Exercise prompt: Look through the data for the string "theme". Copy every line where it is found.

--- begin ---

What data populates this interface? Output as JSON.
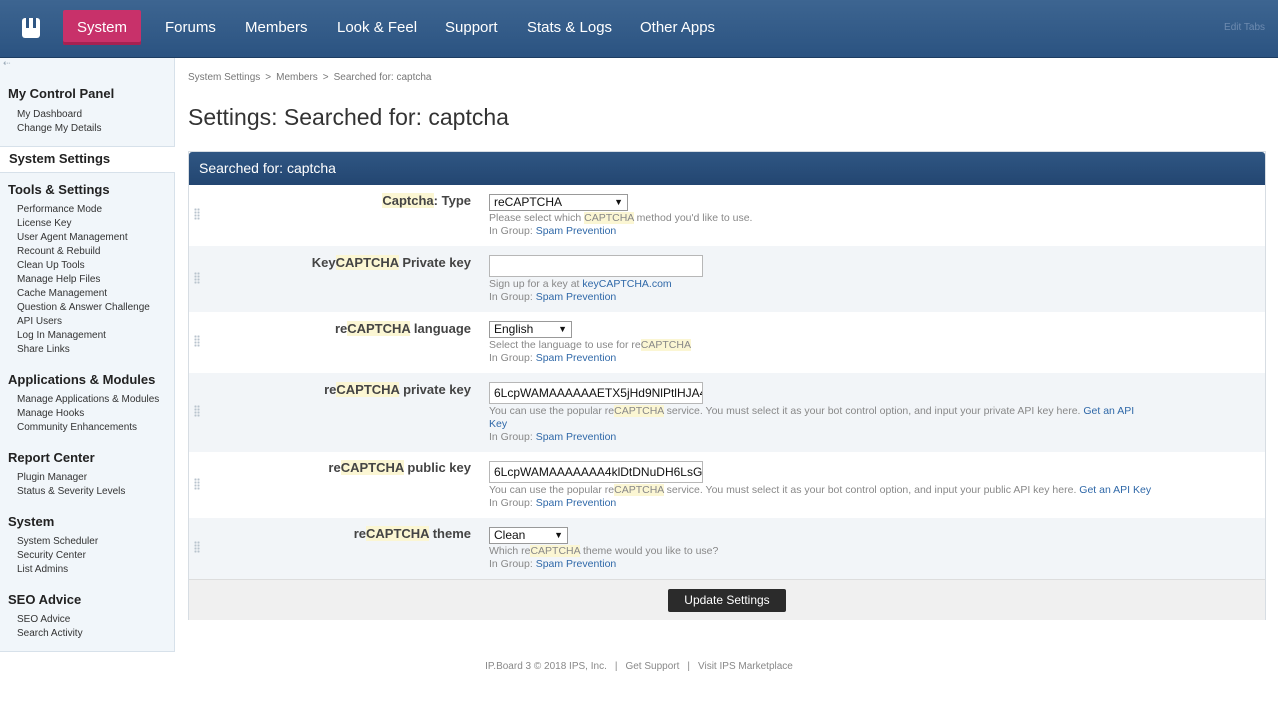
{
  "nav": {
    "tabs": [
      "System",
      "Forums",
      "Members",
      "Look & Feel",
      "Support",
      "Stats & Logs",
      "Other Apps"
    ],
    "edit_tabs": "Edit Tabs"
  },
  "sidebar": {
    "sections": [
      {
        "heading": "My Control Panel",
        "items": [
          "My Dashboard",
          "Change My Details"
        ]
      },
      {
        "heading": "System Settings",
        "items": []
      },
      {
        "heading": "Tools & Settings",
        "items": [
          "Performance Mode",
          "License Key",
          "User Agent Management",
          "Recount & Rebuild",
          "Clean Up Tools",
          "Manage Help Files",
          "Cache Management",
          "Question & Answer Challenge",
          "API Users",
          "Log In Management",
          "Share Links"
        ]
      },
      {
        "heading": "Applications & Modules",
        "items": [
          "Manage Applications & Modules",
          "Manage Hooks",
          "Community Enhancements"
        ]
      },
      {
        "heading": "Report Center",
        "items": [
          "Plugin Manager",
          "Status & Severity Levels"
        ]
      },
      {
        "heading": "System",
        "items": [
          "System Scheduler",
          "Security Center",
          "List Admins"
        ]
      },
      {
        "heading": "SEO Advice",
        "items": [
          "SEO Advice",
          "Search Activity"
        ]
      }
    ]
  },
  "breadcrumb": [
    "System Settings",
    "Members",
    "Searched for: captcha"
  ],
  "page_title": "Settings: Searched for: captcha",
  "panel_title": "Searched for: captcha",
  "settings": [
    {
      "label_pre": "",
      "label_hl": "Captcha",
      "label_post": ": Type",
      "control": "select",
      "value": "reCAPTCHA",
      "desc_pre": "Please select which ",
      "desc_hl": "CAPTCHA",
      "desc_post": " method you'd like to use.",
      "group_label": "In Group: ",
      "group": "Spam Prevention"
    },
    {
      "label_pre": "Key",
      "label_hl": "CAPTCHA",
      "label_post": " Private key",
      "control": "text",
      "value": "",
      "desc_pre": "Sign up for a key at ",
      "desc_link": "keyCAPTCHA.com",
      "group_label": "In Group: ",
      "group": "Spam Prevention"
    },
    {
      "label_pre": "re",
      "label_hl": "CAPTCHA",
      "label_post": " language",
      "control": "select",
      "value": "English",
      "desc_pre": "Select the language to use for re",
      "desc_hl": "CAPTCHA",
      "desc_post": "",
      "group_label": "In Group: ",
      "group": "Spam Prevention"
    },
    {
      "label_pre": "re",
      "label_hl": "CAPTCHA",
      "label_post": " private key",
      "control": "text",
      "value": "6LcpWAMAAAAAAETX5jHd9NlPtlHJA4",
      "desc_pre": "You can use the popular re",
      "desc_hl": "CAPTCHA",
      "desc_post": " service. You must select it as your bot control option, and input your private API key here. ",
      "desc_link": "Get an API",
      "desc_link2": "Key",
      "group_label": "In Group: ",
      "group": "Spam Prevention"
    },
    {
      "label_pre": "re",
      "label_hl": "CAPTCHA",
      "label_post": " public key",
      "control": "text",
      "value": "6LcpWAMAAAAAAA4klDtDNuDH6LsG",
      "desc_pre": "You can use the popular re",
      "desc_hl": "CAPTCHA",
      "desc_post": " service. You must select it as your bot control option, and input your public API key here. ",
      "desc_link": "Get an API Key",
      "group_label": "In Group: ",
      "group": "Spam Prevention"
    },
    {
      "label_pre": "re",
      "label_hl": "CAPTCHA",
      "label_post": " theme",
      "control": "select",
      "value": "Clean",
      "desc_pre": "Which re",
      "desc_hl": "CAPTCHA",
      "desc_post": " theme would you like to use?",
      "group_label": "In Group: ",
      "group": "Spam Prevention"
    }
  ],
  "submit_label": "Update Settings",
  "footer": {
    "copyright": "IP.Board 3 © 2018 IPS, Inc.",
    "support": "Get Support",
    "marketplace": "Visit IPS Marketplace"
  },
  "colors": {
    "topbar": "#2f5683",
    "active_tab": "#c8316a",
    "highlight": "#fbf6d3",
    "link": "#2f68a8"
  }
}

--- end ---
--- begin ---

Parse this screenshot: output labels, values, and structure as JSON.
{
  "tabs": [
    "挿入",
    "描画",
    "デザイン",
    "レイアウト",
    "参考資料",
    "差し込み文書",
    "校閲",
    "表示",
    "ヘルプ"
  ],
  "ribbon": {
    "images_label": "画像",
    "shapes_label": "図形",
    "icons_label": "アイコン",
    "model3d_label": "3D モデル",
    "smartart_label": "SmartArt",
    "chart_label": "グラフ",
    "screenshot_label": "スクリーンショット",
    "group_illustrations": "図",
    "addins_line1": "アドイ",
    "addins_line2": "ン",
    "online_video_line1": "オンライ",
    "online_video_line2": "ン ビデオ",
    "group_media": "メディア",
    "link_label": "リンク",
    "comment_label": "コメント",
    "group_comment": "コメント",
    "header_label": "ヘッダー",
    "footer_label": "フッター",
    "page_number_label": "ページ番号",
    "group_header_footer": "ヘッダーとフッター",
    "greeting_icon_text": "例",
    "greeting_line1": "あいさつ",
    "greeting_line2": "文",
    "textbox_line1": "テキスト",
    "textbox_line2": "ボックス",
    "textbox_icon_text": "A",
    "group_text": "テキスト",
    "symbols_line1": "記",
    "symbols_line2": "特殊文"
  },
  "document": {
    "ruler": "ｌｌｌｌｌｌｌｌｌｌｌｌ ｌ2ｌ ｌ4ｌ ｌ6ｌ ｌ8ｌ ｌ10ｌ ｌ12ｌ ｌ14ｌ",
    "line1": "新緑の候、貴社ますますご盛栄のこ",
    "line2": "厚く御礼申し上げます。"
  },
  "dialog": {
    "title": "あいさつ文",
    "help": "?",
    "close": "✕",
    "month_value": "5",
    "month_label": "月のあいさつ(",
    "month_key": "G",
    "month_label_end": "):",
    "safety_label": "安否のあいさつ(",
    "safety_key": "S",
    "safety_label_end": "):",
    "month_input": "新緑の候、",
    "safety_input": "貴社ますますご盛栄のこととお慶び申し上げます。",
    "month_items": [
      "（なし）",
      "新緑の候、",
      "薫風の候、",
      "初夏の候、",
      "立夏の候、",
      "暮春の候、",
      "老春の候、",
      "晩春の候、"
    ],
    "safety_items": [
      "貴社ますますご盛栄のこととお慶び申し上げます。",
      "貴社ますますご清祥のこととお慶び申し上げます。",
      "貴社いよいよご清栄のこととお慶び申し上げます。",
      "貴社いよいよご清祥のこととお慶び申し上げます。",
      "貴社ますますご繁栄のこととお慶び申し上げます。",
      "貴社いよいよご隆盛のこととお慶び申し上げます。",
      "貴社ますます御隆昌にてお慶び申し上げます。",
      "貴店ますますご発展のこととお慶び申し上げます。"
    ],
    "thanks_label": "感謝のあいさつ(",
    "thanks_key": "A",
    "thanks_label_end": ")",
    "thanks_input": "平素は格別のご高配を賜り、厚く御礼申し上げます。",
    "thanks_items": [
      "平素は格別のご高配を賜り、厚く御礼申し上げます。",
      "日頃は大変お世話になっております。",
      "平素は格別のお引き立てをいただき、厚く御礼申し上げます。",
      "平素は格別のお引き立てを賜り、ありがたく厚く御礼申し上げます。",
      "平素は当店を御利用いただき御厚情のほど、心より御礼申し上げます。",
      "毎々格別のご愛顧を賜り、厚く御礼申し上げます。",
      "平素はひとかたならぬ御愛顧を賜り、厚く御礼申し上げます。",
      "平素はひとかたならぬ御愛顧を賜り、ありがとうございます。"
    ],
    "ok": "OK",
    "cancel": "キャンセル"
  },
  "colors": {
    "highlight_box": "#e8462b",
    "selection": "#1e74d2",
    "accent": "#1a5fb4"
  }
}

--- end ---
--- begin ---

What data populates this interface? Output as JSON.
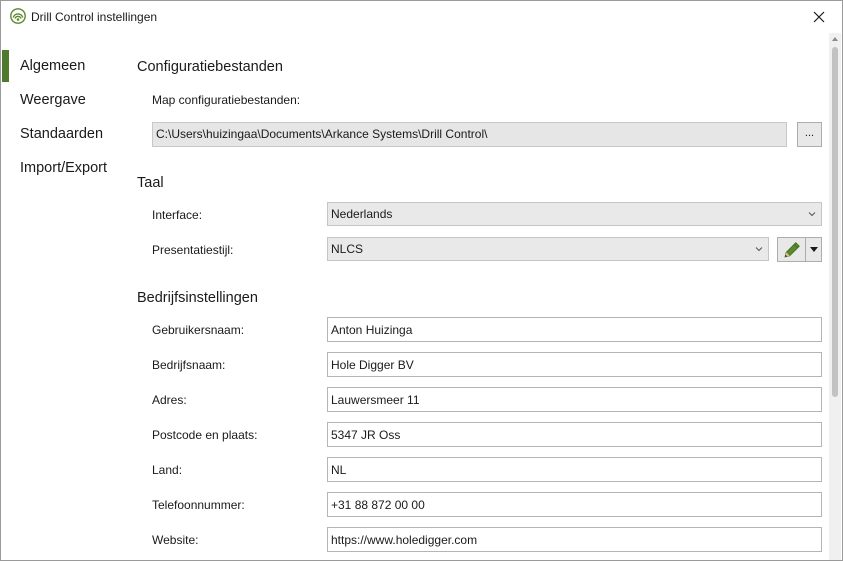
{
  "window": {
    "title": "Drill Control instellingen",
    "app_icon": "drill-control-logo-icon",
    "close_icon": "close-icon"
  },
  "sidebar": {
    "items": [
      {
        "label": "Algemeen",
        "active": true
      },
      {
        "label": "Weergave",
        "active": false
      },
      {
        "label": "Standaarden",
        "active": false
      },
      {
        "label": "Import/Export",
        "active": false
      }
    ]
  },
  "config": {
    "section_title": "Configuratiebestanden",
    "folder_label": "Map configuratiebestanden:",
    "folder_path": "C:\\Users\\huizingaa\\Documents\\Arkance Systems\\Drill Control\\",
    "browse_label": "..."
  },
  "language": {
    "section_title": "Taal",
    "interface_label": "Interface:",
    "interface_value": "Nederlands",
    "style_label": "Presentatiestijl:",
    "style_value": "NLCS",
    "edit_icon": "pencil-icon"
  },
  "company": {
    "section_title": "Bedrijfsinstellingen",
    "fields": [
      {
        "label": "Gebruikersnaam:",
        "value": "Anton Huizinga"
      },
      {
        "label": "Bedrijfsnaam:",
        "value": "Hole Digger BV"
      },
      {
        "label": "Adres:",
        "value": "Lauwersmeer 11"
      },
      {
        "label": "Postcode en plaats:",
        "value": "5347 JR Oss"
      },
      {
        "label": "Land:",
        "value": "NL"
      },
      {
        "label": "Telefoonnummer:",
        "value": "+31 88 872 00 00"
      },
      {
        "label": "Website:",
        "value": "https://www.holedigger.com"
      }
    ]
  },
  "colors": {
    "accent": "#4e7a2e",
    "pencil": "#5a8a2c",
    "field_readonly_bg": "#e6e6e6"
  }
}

--- end ---

Response to the task:
      "label_post": " theme",
      "desc_post": " theme would you like to use?",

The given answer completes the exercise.